*SET EXERCISE*: Reproduce all of the data exactly, with no line skipped.

*TASK DATA*:
· · · ·

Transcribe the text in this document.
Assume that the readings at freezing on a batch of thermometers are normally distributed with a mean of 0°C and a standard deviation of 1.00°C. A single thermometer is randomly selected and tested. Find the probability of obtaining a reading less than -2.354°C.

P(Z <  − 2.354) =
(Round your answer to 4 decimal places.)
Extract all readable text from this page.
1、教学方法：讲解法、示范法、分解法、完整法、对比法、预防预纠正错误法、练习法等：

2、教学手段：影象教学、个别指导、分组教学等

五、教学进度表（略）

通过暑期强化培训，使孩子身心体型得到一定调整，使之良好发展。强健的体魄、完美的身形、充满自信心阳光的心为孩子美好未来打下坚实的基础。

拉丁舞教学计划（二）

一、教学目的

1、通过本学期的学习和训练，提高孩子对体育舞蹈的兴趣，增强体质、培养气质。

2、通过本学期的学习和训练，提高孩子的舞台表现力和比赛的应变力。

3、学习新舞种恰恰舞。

· · · ·

*EXERCISE SOLUTION*:
Transcribe the text in this document.
Assume that the readings at freezing on a batch of thermometers are normally distributed with a mean of 0°C and a standard deviation of 1.00°C. A single thermometer is randomly selected and tested. Find the probability of obtaining a reading less than -2.354°C.

P(Z <  − 2.354) =
(Round your answer to 4 decimal places.)
Extract all readable text from this page.
1、教学方法：讲解法、示范法、分解法、完整法、对比法、预防预纠正错误法、练习法等：

2、教学手段：影象教学、个别指导、分组教学等

五、教学进度表（略）

通过暑期强化培训，使孩子身心体型得到一定调整，使之良好发展。强健的体魄、完美的身形、充满自信心阳光的心为孩子美好未来打下坚实的基础。

拉丁舞教学计划（二）

一、教学目的

1、通过本学期的学习和训练，提高孩子对体育舞蹈的兴趣，增强体质、培养气质。

2、通过本学期的学习和训练，提高孩子的舞台表现力和比赛的应变力。

3、学习新舞种恰恰舞。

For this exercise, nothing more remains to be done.